- [TASK BRIEF] Copy the data that follows, character for character, minus the pictures.

- [LISTING]
::::
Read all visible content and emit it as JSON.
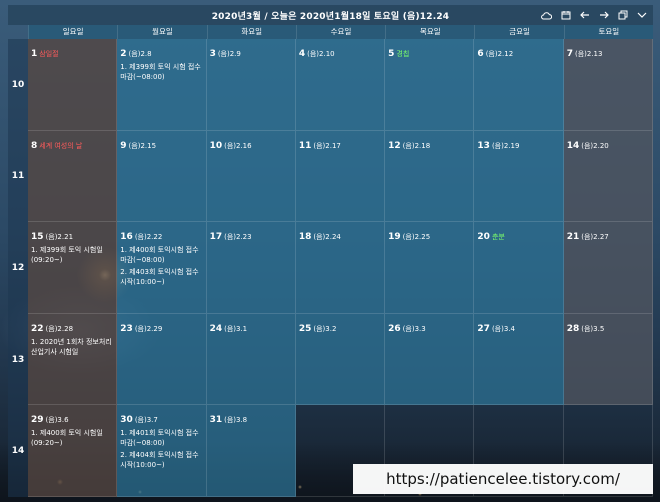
{
  "header": {
    "title": "2020년3월 / 오늘은 2020년1월18일 토요일 (음)12.24",
    "tools": [
      "cloud-icon",
      "calendar-icon",
      "arrow-left-icon",
      "arrow-right-icon",
      "window-icon",
      "chevron-down-icon"
    ]
  },
  "days": [
    "일요일",
    "월요일",
    "화요일",
    "수요일",
    "목요일",
    "금요일",
    "토요일"
  ],
  "weeks": [
    "10",
    "11",
    "12",
    "13",
    "14"
  ],
  "cells": [
    {
      "d": "1",
      "l": "",
      "h": "삼일절",
      "hc": "red",
      "ev": []
    },
    {
      "d": "2",
      "l": "(음)2.8",
      "h": "",
      "hc": "",
      "ev": [
        "1. 제399회 토익 시험 접수 마감(~08:00)"
      ]
    },
    {
      "d": "3",
      "l": "(음)2.9",
      "h": "",
      "hc": "",
      "ev": []
    },
    {
      "d": "4",
      "l": "(음)2.10",
      "h": "",
      "hc": "",
      "ev": []
    },
    {
      "d": "5",
      "l": "",
      "h": "경칩",
      "hc": "green",
      "ev": []
    },
    {
      "d": "6",
      "l": "(음)2.12",
      "h": "",
      "hc": "",
      "ev": []
    },
    {
      "d": "7",
      "l": "(음)2.13",
      "h": "",
      "hc": "",
      "ev": []
    },
    {
      "d": "8",
      "l": "",
      "h": "세계 여성의 날",
      "hc": "red",
      "ev": []
    },
    {
      "d": "9",
      "l": "(음)2.15",
      "h": "",
      "hc": "",
      "ev": []
    },
    {
      "d": "10",
      "l": "(음)2.16",
      "h": "",
      "hc": "",
      "ev": []
    },
    {
      "d": "11",
      "l": "(음)2.17",
      "h": "",
      "hc": "",
      "ev": []
    },
    {
      "d": "12",
      "l": "(음)2.18",
      "h": "",
      "hc": "",
      "ev": []
    },
    {
      "d": "13",
      "l": "(음)2.19",
      "h": "",
      "hc": "",
      "ev": []
    },
    {
      "d": "14",
      "l": "(음)2.20",
      "h": "",
      "hc": "",
      "ev": []
    },
    {
      "d": "15",
      "l": "(음)2.21",
      "h": "",
      "hc": "",
      "ev": [
        "1. 제399회 토익 시험일 (09:20~)"
      ]
    },
    {
      "d": "16",
      "l": "(음)2.22",
      "h": "",
      "hc": "",
      "ev": [
        "1. 제400회 토익시험 접수 마감(~08:00)",
        "2. 제403회 토익시험 접수 시작(10:00~)"
      ]
    },
    {
      "d": "17",
      "l": "(음)2.23",
      "h": "",
      "hc": "",
      "ev": []
    },
    {
      "d": "18",
      "l": "(음)2.24",
      "h": "",
      "hc": "",
      "ev": []
    },
    {
      "d": "19",
      "l": "(음)2.25",
      "h": "",
      "hc": "",
      "ev": []
    },
    {
      "d": "20",
      "l": "",
      "h": "춘분",
      "hc": "green",
      "ev": []
    },
    {
      "d": "21",
      "l": "(음)2.27",
      "h": "",
      "hc": "",
      "ev": []
    },
    {
      "d": "22",
      "l": "(음)2.28",
      "h": "",
      "hc": "",
      "ev": [
        "1. 2020년 1회차 정보처리 산업기사 시험일"
      ]
    },
    {
      "d": "23",
      "l": "(음)2.29",
      "h": "",
      "hc": "",
      "ev": []
    },
    {
      "d": "24",
      "l": "(음)3.1",
      "h": "",
      "hc": "",
      "ev": []
    },
    {
      "d": "25",
      "l": "(음)3.2",
      "h": "",
      "hc": "",
      "ev": []
    },
    {
      "d": "26",
      "l": "(음)3.3",
      "h": "",
      "hc": "",
      "ev": []
    },
    {
      "d": "27",
      "l": "(음)3.4",
      "h": "",
      "hc": "",
      "ev": []
    },
    {
      "d": "28",
      "l": "(음)3.5",
      "h": "",
      "hc": "",
      "ev": []
    },
    {
      "d": "29",
      "l": "(음)3.6",
      "h": "",
      "hc": "",
      "ev": [
        "1. 제400회 토익 시험일 (09:20~)"
      ]
    },
    {
      "d": "30",
      "l": "(음)3.7",
      "h": "",
      "hc": "",
      "ev": [
        "1. 제401회 토익시험 접수 마감(~08:00)",
        "2. 제404회 토익시험 접수 시작(10:00~)"
      ]
    },
    {
      "d": "31",
      "l": "(음)3.8",
      "h": "",
      "hc": "",
      "ev": []
    }
  ],
  "watermark": "https://patiencelee.tistory.com/"
}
::::
- [FINISHED EXERCISE]
Read all visible content and emit it as JSON.
{
  "header": {
    "title": "2020년3월 / 오늘은 2020년1월18일 토요일 (음)12.24",
    "tools": [
      "cloud-icon",
      "calendar-icon",
      "arrow-left-icon",
      "arrow-right-icon",
      "window-icon",
      "chevron-down-icon"
    ]
  },
  "days": [
    "일요일",
    "월요일",
    "화요일",
    "수요일",
    "목요일",
    "금요일",
    "토요일"
  ],
  "weeks": [
    "10",
    "11",
    "12",
    "13",
    "14"
  ],
  "cells": [
    {
      "d": "1",
      "l": "",
      "h": "삼일절",
      "hc": "red",
      "ev": []
    },
    {
      "d": "2",
      "l": "(음)2.8",
      "h": "",
      "hc": "",
      "ev": [
        "1. 제399회 토익 시험 접수 마감(~08:00)"
      ]
    },
    {
      "d": "3",
      "l": "(음)2.9",
      "h": "",
      "hc": "",
      "ev": []
    },
    {
      "d": "4",
      "l": "(음)2.10",
      "h": "",
      "hc": "",
      "ev": []
    },
    {
      "d": "5",
      "l": "",
      "h": "경칩",
      "hc": "green",
      "ev": []
    },
    {
      "d": "6",
      "l": "(음)2.12",
      "h": "",
      "hc": "",
      "ev": []
    },
    {
      "d": "7",
      "l": "(음)2.13",
      "h": "",
      "hc": "",
      "ev": []
    },
    {
      "d": "8",
      "l": "",
      "h": "세계 여성의 날",
      "hc": "red",
      "ev": []
    },
    {
      "d": "9",
      "l": "(음)2.15",
      "h": "",
      "hc": "",
      "ev": []
    },
    {
      "d": "10",
      "l": "(음)2.16",
      "h": "",
      "hc": "",
      "ev": []
    },
    {
      "d": "11",
      "l": "(음)2.17",
      "h": "",
      "hc": "",
      "ev": []
    },
    {
      "d": "12",
      "l": "(음)2.18",
      "h": "",
      "hc": "",
      "ev": []
    },
    {
      "d": "13",
      "l": "(음)2.19",
      "h": "",
      "hc": "",
      "ev": []
    },
    {
      "d": "14",
      "l": "(음)2.20",
      "h": "",
      "hc": "",
      "ev": []
    },
    {
      "d": "15",
      "l": "(음)2.21",
      "h": "",
      "hc": "",
      "ev": [
        "1. 제399회 토익 시험일 (09:20~)"
      ]
    },
    {
      "d": "16",
      "l": "(음)2.22",
      "h": "",
      "hc": "",
      "ev": [
        "1. 제400회 토익시험 접수 마감(~08:00)",
        "2. 제403회 토익시험 접수 시작(10:00~)"
      ]
    },
    {
      "d": "17",
      "l": "(음)2.23",
      "h": "",
      "hc": "",
      "ev": []
    },
    {
      "d": "18",
      "l": "(음)2.24",
      "h": "",
      "hc": "",
      "ev": []
    },
    {
      "d": "19",
      "l": "(음)2.25",
      "h": "",
      "hc": "",
      "ev": []
    },
    {
      "d": "20",
      "l": "",
      "h": "춘분",
      "hc": "green",
      "ev": []
    },
    {
      "d": "21",
      "l": "(음)2.27",
      "h": "",
      "hc": "",
      "ev": []
    },
    {
      "d": "22",
      "l": "(음)2.28",
      "h": "",
      "hc": "",
      "ev": [
        "1. 2020년 1회차 정보처리 산업기사 시험일"
      ]
    },
    {
      "d": "23",
      "l": "(음)2.29",
      "h": "",
      "hc": "",
      "ev": []
    },
    {
      "d": "24",
      "l": "(음)3.1",
      "h": "",
      "hc": "",
      "ev": []
    },
    {
      "d": "25",
      "l": "(음)3.2",
      "h": "",
      "hc": "",
      "ev": []
    },
    {
      "d": "26",
      "l": "(음)3.3",
      "h": "",
      "hc": "",
      "ev": []
    },
    {
      "d": "27",
      "l": "(음)3.4",
      "h": "",
      "hc": "",
      "ev": []
    },
    {
      "d": "28",
      "l": "(음)3.5",
      "h": "",
      "hc": "",
      "ev": []
    },
    {
      "d": "29",
      "l": "(음)3.6",
      "h": "",
      "hc": "",
      "ev": [
        "1. 제400회 토익 시험일 (09:20~)"
      ]
    },
    {
      "d": "30",
      "l": "(음)3.7",
      "h": "",
      "hc": "",
      "ev": [
        "1. 제401회 토익시험 접수 마감(~08:00)",
        "2. 제404회 토익시험 접수 시작(10:00~)"
      ]
    },
    {
      "d": "31",
      "l": "(음)3.8",
      "h": "",
      "hc": "",
      "ev": []
    }
  ],
  "watermark": "https://patiencelee.tistory.com/"
}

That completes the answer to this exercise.